**Written request**
List, from the lines below, each one with "фитостеролы" in it.

Extracted data entries:

* * * * * * * * *

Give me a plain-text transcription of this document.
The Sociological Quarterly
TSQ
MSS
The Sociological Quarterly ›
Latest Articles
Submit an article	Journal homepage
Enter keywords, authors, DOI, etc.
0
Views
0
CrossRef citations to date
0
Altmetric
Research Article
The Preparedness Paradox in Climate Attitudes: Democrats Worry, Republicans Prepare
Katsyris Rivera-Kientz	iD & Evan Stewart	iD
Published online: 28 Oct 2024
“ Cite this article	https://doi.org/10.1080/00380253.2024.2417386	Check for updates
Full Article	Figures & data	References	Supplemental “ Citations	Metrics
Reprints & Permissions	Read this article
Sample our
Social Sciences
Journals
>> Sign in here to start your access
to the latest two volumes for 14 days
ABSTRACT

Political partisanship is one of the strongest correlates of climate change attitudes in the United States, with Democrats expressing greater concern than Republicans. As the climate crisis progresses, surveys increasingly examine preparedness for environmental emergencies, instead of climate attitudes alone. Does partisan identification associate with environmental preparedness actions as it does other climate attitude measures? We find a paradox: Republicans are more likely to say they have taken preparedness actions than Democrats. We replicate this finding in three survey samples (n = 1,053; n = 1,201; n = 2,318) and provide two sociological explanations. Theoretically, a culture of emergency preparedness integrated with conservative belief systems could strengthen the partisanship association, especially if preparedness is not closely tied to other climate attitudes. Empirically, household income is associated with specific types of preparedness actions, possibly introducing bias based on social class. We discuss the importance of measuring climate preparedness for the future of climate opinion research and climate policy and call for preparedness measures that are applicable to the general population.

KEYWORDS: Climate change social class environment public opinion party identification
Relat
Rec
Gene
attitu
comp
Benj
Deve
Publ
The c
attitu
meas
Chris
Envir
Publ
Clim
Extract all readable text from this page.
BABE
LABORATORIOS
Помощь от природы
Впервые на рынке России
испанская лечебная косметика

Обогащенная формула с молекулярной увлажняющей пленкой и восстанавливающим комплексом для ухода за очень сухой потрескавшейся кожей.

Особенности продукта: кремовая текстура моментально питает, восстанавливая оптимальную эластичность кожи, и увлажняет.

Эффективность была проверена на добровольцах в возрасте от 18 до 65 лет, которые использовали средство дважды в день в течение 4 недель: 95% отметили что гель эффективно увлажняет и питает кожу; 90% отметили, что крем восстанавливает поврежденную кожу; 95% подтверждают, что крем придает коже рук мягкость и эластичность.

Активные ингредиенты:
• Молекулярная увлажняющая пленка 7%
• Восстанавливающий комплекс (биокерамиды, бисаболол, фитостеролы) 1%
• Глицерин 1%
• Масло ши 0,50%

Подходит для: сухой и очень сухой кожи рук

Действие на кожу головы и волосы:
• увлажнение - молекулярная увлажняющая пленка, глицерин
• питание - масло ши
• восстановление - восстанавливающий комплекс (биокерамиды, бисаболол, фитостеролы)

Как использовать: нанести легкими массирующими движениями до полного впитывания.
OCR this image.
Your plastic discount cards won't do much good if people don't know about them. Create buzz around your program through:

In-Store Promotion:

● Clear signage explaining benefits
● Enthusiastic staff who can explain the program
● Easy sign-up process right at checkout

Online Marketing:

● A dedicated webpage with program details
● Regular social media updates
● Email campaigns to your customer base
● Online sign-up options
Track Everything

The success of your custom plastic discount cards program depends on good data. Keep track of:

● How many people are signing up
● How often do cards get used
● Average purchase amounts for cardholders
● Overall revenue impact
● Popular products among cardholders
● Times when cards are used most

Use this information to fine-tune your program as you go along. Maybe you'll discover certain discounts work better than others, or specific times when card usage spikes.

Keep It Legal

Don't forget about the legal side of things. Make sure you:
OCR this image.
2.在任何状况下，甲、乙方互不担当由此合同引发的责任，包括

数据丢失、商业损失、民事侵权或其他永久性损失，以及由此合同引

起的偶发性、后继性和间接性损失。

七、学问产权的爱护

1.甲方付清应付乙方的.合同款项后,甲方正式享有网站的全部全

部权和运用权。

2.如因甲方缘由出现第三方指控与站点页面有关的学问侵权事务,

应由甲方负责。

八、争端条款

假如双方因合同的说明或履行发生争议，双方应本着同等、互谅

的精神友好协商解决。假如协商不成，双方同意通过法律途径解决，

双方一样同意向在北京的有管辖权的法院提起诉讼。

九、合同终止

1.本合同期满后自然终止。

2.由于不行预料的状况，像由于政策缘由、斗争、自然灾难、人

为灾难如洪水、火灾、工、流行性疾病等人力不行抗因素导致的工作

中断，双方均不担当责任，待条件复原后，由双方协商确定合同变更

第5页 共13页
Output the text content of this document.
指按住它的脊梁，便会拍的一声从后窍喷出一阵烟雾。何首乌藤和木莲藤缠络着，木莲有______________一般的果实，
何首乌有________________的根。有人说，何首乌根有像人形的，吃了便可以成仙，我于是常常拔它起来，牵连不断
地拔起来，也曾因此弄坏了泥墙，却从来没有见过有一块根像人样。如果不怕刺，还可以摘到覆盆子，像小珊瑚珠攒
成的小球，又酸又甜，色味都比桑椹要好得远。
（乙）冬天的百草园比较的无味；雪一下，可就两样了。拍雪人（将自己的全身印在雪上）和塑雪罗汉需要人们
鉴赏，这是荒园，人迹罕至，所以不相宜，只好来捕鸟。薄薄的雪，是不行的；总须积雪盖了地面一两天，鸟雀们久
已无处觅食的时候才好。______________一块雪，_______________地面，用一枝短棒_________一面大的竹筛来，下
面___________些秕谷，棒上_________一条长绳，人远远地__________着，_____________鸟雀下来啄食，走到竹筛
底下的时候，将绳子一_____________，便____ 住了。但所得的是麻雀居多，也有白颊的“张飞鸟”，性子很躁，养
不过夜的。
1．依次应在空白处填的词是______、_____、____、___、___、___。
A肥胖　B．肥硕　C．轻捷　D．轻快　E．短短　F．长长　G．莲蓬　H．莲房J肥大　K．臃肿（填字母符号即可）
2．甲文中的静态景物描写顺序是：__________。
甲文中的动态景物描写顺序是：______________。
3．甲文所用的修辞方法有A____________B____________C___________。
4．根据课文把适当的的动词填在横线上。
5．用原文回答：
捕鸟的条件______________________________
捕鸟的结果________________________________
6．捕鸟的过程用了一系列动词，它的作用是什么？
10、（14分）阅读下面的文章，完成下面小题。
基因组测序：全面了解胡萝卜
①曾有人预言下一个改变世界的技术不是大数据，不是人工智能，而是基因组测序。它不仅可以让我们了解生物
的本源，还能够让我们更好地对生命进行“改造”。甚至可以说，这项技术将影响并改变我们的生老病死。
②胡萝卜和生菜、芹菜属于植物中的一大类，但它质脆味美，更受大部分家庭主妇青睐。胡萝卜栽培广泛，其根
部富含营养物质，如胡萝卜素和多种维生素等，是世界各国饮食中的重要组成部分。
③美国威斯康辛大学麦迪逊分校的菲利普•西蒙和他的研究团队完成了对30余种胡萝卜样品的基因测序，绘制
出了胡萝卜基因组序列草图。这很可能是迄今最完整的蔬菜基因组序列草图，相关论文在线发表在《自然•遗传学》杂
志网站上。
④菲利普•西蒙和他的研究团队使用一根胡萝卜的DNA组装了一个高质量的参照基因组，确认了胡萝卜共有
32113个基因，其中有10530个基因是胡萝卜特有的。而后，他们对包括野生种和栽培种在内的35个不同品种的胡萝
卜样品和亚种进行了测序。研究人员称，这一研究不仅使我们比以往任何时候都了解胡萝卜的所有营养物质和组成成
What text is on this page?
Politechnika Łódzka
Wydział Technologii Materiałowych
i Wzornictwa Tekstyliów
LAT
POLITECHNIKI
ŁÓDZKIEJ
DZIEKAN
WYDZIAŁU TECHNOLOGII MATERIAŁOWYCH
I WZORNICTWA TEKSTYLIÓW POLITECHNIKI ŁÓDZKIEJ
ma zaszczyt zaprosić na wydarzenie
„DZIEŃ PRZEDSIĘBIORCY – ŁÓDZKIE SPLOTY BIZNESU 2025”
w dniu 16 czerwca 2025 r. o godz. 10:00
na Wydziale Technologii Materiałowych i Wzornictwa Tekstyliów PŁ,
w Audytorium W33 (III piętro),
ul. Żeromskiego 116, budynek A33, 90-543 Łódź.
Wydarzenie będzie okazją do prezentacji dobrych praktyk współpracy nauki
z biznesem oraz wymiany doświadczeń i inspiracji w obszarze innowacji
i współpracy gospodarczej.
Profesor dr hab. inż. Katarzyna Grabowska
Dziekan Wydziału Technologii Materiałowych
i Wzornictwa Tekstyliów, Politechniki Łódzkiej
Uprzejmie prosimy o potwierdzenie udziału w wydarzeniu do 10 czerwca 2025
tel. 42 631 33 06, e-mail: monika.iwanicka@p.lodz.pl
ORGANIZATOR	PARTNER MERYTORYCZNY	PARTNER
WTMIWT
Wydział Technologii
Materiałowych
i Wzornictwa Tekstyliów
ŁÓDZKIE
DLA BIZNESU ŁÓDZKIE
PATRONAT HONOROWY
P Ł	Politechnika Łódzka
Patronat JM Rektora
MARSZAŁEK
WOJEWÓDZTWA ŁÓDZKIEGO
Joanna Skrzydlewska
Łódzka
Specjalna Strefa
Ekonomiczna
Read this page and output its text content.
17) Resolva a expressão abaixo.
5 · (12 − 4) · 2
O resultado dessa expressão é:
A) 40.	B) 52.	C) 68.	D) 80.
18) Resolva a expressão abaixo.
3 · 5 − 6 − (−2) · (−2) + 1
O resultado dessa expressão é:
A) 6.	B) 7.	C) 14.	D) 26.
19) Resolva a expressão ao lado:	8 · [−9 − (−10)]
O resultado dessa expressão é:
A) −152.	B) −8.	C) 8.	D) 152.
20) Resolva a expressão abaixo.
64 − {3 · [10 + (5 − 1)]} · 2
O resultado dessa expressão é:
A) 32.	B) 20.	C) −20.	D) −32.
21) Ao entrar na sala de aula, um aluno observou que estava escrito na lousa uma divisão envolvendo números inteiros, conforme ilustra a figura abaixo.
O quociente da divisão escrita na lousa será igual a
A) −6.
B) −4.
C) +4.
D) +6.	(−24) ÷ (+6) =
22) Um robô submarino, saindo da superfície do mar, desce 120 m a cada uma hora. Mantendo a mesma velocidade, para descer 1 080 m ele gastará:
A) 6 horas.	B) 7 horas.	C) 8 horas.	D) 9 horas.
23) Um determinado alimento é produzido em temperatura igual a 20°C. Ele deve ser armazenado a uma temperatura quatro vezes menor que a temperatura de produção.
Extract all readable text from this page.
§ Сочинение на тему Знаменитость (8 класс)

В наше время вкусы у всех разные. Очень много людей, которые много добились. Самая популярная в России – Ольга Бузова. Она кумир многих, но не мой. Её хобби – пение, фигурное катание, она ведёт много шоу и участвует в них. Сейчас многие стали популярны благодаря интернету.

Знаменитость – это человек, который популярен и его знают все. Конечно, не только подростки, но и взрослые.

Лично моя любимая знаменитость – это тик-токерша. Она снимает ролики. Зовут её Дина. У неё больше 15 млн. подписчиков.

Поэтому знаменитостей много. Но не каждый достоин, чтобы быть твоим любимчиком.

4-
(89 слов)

* * * * * * * * *

**Final result**
• Восстанавливающий комплекс (биокерамиды, бисаболол, фитостеролы) 1%
• восстановление - восстанавливающий комплекс (биокерамиды, бисаболол, фитостеролы)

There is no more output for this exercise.